▶ Task statement
Locate every line in the records below that contains the word "zamiast", and copy each one.

+--

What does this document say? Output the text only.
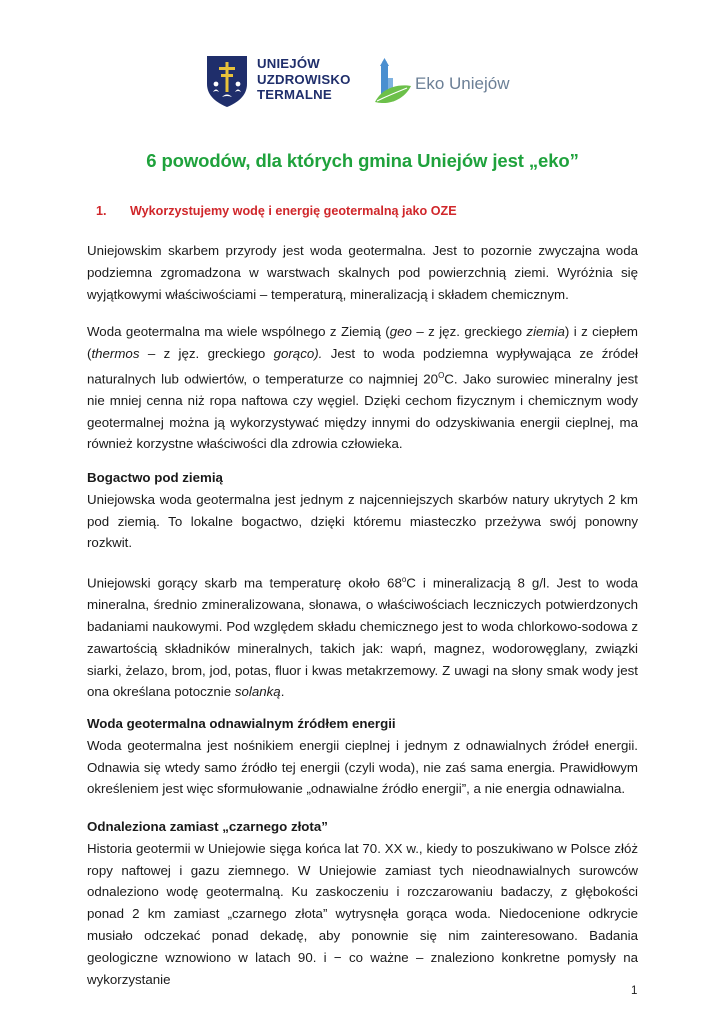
UNIEJÓW
UZDROWISKO
TERMALNE
Eko Uniejów
6 powodów, dla których gmina Uniejów jest „eko”
1.	Wykorzystujemy wodę i energię geotermalną jako OZE

Uniejowskim skarbem przyrody jest woda geotermalna. Jest to pozornie zwyczajna woda podziemna zgromadzona w warstwach skalnych pod powierzchnią ziemi. Wyróżnia się wyjątkowymi właściwościami – temperaturą, mineralizacją i składem chemicznym.

Woda geotermalna ma wiele wspólnego z Ziemią (geo – z jęz. greckiego ziemia) i z ciepłem (thermos – z jęz. greckiego gorąco). Jest to woda podziemna wypływająca ze źródeł naturalnych lub odwiertów, o temperaturze co najmniej $20^OC$. Jako surowiec mineralny jest nie mniej cenna niż ropa naftowa czy węgiel. Dzięki cechom fizycznym i chemicznym wody geotermalnej można ją wykorzystywać między innymi do odzyskiwania energii cieplnej, ma również korzystne właściwości dla zdrowia człowieka.

Bogactwo pod ziemią

Uniejowska woda geotermalna jest jednym z najcenniejszych skarbów natury ukrytych 2 km pod ziemią. To lokalne bogactwo, dzięki któremu miasteczko przeżywa swój ponowny rozkwit.

Uniejowski gorący skarb ma temperaturę około 68$^o$C i mineralizacją 8 g/l. Jest to woda mineralna, średnio zmineralizowana, słonawa, o właściwościach leczniczych potwierdzonych badaniami naukowymi. Pod względem składu chemicznego jest to woda chlorkowo-sodowa z zawartością składników mineralnych, takich jak: wapń, magnez, wodorowęglany, związki siarki, żelazo, brom, jod, potas, fluor i kwas metakrzemowy. Z uwagi na słony smak wody jest ona określana potocznie solanką.

Woda geotermalna odnawialnym źródłem energii

Woda geotermalna jest nośnikiem energii cieplnej i jednym z odnawialnych źródeł energii. Odnawia się wtedy samo źródło tej energii (czyli woda), nie zaś sama energia. Prawidłowym określeniem jest więc sformułowanie „odnawialne źródło energii”, a nie energia odnawialna.

Odnaleziona zamiast „czarnego złota”

Historia geotermii w Uniejowie sięga końca lat 70. XX w., kiedy to poszukiwano w Polsce złóż ropy naftowej i gazu ziemnego. W Uniejowie zamiast tych nieodnawialnych surowców odnaleziono wodę geotermalną. Ku zaskoczeniu i rozczarowaniu badaczy, z głębokości ponad 2 km zamiast „czarnego złota” wytrysnęła gorąca woda. Niedocenione odkrycie musiało odczekać ponad dekadę, aby ponownie się nim zainteresowano. Badania geologiczne wznowiono w latach 90. i − co ważne – znaleziono konkretne pomysły na wykorzystanie

1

+--

▶ Answer to the problem
Odnaleziona zamiast „czarnego złota”
Historia geotermii w Uniejowie sięga końca lat 70. XX w., kiedy to poszukiwano w Polsce złóż ropy naftowej i gazu ziemnego. W Uniejowie zamiast tych nieodnawialnych surowców odnaleziono wodę geotermalną. Ku zaskoczeniu i rozczarowaniu badaczy, z głębokości ponad 2 km zamiast „czarnego złota” wytrysnęła gorąca woda. Niedocenione odkrycie musiało odczekać ponad dekadę, aby ponownie się nim zainteresowano. Badania geologiczne wznowiono w latach 90. i − co ważne – znaleziono konkretne pomysły na wykorzystanie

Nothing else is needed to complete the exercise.